[Items from a dataset]:
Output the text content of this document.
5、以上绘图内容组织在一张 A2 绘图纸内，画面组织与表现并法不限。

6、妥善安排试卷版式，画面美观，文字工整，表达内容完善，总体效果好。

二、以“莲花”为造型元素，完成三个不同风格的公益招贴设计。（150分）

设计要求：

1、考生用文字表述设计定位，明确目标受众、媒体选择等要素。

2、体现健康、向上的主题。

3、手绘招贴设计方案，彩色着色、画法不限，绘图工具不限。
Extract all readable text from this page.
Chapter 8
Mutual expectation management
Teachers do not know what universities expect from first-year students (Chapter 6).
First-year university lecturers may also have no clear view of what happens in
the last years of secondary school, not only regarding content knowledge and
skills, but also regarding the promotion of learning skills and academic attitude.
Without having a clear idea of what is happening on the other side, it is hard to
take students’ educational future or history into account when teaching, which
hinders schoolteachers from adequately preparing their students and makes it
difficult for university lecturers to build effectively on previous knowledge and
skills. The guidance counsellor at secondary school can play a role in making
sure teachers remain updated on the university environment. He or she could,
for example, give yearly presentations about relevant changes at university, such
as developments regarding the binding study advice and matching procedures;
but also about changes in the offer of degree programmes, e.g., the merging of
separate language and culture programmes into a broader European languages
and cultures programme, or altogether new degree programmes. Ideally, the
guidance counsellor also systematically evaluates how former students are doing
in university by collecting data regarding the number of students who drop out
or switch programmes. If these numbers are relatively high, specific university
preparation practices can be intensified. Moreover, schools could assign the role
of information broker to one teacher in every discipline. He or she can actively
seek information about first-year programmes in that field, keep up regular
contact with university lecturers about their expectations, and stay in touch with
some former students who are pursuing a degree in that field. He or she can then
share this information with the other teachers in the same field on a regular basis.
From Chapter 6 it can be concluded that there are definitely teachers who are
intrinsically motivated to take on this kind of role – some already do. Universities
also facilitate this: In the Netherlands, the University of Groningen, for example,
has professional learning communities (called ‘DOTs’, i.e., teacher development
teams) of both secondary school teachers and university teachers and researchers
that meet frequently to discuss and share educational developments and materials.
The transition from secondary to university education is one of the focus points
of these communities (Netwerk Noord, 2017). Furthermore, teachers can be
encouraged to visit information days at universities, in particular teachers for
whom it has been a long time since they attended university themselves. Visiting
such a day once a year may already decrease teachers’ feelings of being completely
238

[WHAT YOU HAVE TO DO]: Gather every line from the listing above in which the word "that" appears.

[OUTPUT FOR THIS TASK]:
seek information about first-year programmes in that field, keep up regular
some former students who are pursuing a degree in that field. He or she can then
From Chapter 6 it can be concluded that there are definitely teachers who are
that meet frequently to discuss and share educational developments and materials.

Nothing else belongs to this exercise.